:: SELECTION ::
____________________

IMF and World Bank pledge Africa focus at first meetings on the continent in 50 years

Aisha and her cat Farra who were displaced by the earthquake rest on Saturday inside their tent in Moulay Ibrahim, outside Marrakech. (AP Photo/Mosa'ab Elshamy)

MARRAKECH, Morocco — In the shadow of a deadly earthquake in Morocco that caused nearly $12 billion in damage, the world’s most powerful economic policymakers said they would focus on Africa as they work to grow and stabilizing the global economy during times of war, inequality and climate change.

The International Monetary Fund and World Bank are holding their annual meetings in Africa for the first time in 50 years as they face a growing chorus of criticism that poorer nations are underrepresented at the two institutions. Both have recently said they plan to give Africa additional seats on their executive boards. The conference theme was clear Monday during the gathering in Marrakech, although definitive details had yet to be discussed.


“We’re here, Africa,” IMF Managing Director Kristalina Georgieva said on a panel with African entrepreneurs.

____________________

:: DATASET RECORDS ::
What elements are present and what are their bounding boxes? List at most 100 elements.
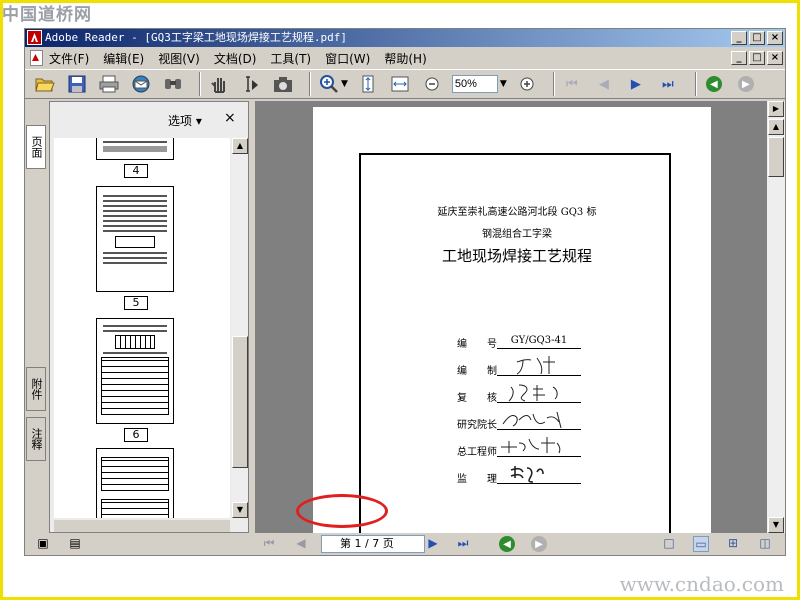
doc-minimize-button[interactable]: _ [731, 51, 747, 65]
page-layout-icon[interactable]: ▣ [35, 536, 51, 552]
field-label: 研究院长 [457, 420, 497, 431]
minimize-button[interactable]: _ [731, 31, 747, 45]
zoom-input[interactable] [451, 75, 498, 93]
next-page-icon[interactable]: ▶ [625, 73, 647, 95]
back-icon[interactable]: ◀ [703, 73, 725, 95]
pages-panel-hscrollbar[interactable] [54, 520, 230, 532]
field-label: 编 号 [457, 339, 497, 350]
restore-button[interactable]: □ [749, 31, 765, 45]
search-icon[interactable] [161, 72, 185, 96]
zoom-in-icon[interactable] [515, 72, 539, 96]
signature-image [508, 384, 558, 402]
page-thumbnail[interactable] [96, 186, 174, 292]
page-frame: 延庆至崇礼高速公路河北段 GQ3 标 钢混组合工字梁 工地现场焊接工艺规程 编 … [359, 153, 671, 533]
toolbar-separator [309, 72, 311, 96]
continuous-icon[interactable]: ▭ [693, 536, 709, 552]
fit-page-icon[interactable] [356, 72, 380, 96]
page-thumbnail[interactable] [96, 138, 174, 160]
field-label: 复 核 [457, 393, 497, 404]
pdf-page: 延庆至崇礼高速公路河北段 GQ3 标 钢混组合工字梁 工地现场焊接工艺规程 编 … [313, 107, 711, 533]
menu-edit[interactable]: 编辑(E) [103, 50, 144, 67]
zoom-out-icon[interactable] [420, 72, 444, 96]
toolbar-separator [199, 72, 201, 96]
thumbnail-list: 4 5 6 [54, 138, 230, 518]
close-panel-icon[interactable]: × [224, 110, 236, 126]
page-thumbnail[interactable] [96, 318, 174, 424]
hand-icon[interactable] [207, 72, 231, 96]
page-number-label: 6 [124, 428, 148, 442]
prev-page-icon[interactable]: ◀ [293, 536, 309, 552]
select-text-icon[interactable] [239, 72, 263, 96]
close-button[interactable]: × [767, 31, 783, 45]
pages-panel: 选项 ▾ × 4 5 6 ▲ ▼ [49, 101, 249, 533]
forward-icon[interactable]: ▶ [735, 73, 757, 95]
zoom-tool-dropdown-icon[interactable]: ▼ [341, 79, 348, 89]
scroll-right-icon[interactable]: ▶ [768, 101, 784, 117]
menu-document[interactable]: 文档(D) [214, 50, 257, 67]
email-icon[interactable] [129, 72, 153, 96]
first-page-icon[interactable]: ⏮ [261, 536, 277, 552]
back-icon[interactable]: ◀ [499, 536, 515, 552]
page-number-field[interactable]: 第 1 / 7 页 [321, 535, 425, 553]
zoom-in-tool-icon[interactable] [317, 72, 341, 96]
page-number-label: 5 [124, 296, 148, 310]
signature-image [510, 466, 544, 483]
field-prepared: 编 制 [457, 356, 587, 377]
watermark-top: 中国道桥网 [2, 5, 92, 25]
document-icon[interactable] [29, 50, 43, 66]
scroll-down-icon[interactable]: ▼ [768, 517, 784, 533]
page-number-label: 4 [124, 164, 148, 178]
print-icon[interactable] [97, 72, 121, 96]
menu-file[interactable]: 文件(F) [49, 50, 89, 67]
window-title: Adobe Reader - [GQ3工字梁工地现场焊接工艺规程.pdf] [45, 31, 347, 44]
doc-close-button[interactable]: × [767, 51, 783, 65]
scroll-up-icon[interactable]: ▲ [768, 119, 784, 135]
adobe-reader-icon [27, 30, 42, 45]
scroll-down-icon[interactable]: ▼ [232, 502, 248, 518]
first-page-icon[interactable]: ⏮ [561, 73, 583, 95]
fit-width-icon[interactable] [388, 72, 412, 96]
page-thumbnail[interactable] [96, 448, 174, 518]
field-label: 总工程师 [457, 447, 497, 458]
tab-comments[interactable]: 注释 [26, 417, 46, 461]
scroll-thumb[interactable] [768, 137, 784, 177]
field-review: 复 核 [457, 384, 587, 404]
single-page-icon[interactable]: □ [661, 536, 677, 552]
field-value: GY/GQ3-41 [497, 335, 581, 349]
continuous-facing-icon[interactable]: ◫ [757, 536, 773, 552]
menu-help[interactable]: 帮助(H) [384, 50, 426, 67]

____________________

:: WHAT IS EXPECTED ::
In the article on the IMF and World Bank meetings, turn the paragraph beginning "The International Monetary Fund and World Bank are holding" into a short bulleted list that keeps its main facts. Work only from the article on the IMF and World Bank meetings, not from the entries.

:: WRITTEN RESPONSE ::
- The IMF and World Bank are holding their annual meetings in Africa for the first time in 50 years.
- They face growing criticism that poorer nations are underrepresented at both institutions.
- Both recently said they plan to give Africa more seats on their executive boards.
- The conference theme was clear on Monday in Marrakech, though firm details had not yet been discussed.